**Required work:** Look below. Copy each line that has "source" in it.

* Begin Data lines *

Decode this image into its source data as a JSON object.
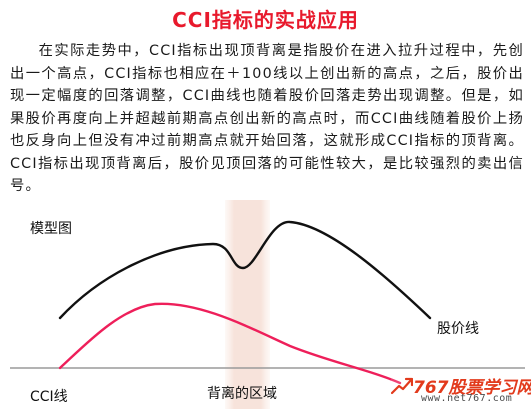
{
  "title": "CCI指标的实战应用",
  "paragraph": "在实际走势中，CCI指标出现顶背离是指股价在进入拉升过程中，先创出一个高点，CCI指标也相应在＋100线以上创出新的高点，之后，股价出现一定幅度的回落调整，CCI曲线也随着股价回落走势出现调整。但是，如果股价再度向上并超越前期高点创出新的高点时，而CCI曲线随着股价上扬也反身向上但没有冲过前期高点就开始回落，这就形成CCI指标的顶背离。CCI指标出现顶背离后，股价见顶回落的可能性较大，是比较强烈的卖出信号。",
  "diagram": {
    "model_label": "模型图",
    "price_line_label": "股价线",
    "cci_line_label": "CCI线",
    "divergence_zone_label": "背离的区域",
    "colors": {
      "price_line": "#111111",
      "cci_line": "#ee1f5a",
      "zone": "#f7e3db",
      "baseline": "#9a9a9a"
    }
  },
  "watermark": {
    "brand": "767股票学习网",
    "url": "www.net767.com"
  }
}
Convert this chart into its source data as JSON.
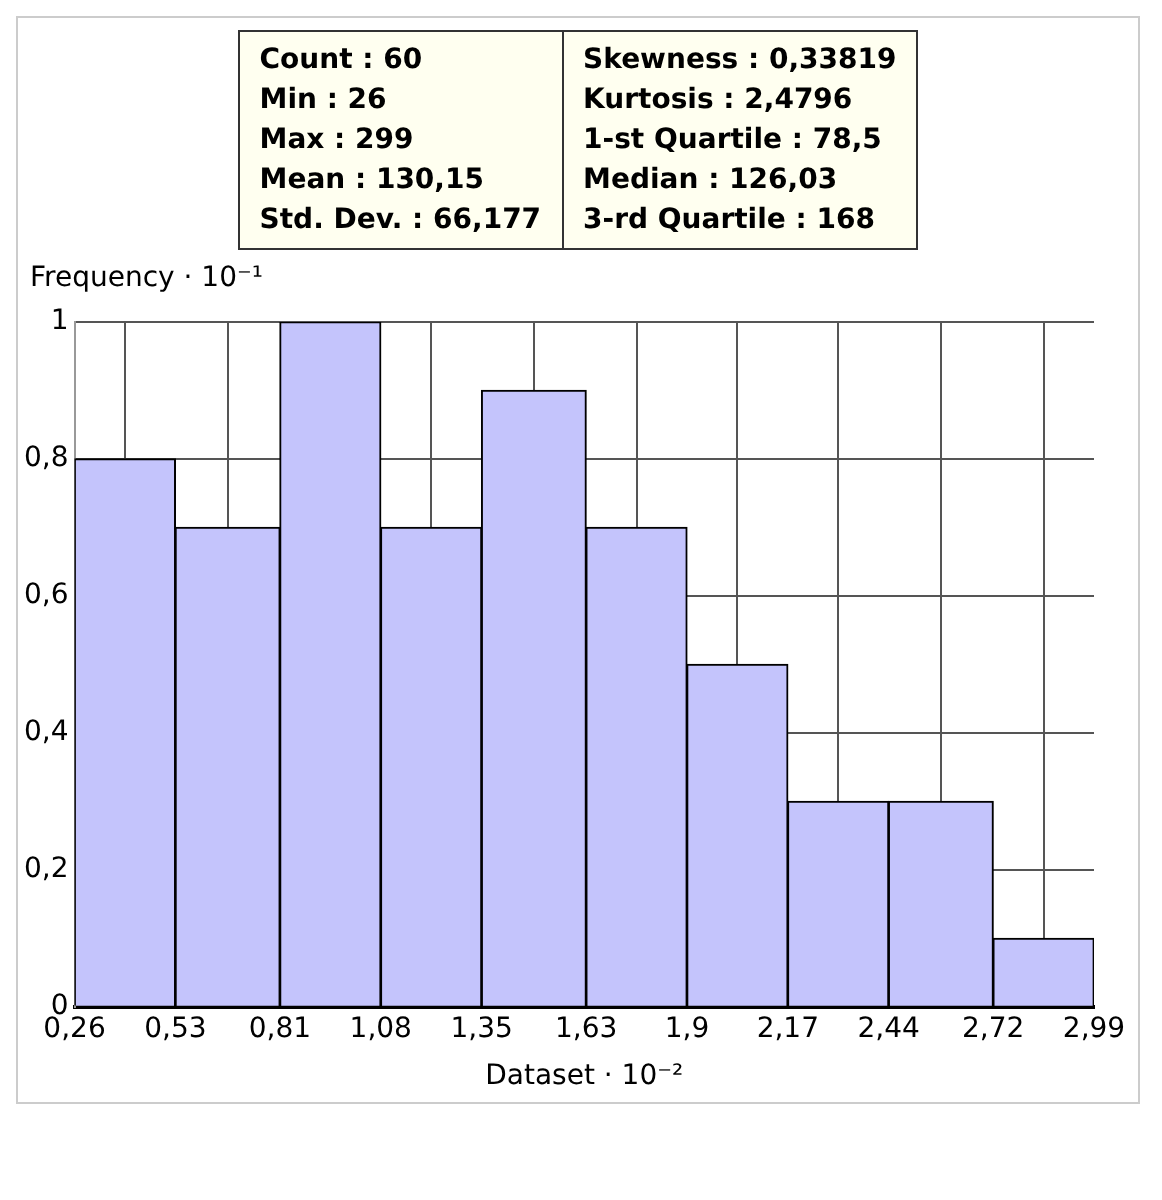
{
  "chart_data": {
    "type": "histogram",
    "xlabel": "Dataset · 10⁻²",
    "ylabel": "Frequency · 10⁻¹",
    "bins": [
      0.26,
      0.53,
      0.81,
      1.08,
      1.35,
      1.63,
      1.9,
      2.17,
      2.44,
      2.72,
      2.99
    ],
    "values": [
      0.8,
      0.7,
      1.0,
      0.7,
      0.9,
      0.7,
      0.5,
      0.3,
      0.3,
      0.1
    ],
    "color": "#c4c4fc",
    "xlim": [
      0.26,
      2.99
    ],
    "xticks": [
      {
        "value": 0.26,
        "label": "0,26"
      },
      {
        "value": 0.53,
        "label": "0,53"
      },
      {
        "value": 0.81,
        "label": "0,81"
      },
      {
        "value": 1.08,
        "label": "1,08"
      },
      {
        "value": 1.35,
        "label": "1,35"
      },
      {
        "value": 1.63,
        "label": "1,63"
      },
      {
        "value": 1.9,
        "label": "1,9"
      },
      {
        "value": 2.17,
        "label": "2,17"
      },
      {
        "value": 2.44,
        "label": "2,44"
      },
      {
        "value": 2.72,
        "label": "2,72"
      },
      {
        "value": 2.99,
        "label": "2,99"
      }
    ],
    "ylim": [
      0,
      1
    ],
    "yticks": [
      0,
      {
        "value": 0.2,
        "label": "0,2"
      },
      {
        "value": 0.4,
        "label": "0,4"
      },
      {
        "value": 0.6,
        "label": "0,6"
      },
      {
        "value": 0.8,
        "label": "0,8"
      },
      1
    ],
    "grid": true,
    "annotations": [
      "Count : 60",
      "Min : 26",
      "Max : 299",
      "Mean : 130,15",
      "Std. Dev. : 66,177",
      "Skewness : 0,33819",
      "Kurtosis : 2,4796",
      "1-st Quartile : 78,5",
      "Median : 126,03",
      "3-rd Quartile : 168"
    ]
  }
}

* End Data lines *

**The solution:**
Decode this image into its source data as a JSON object.
Convert this chart into its source data as JSON.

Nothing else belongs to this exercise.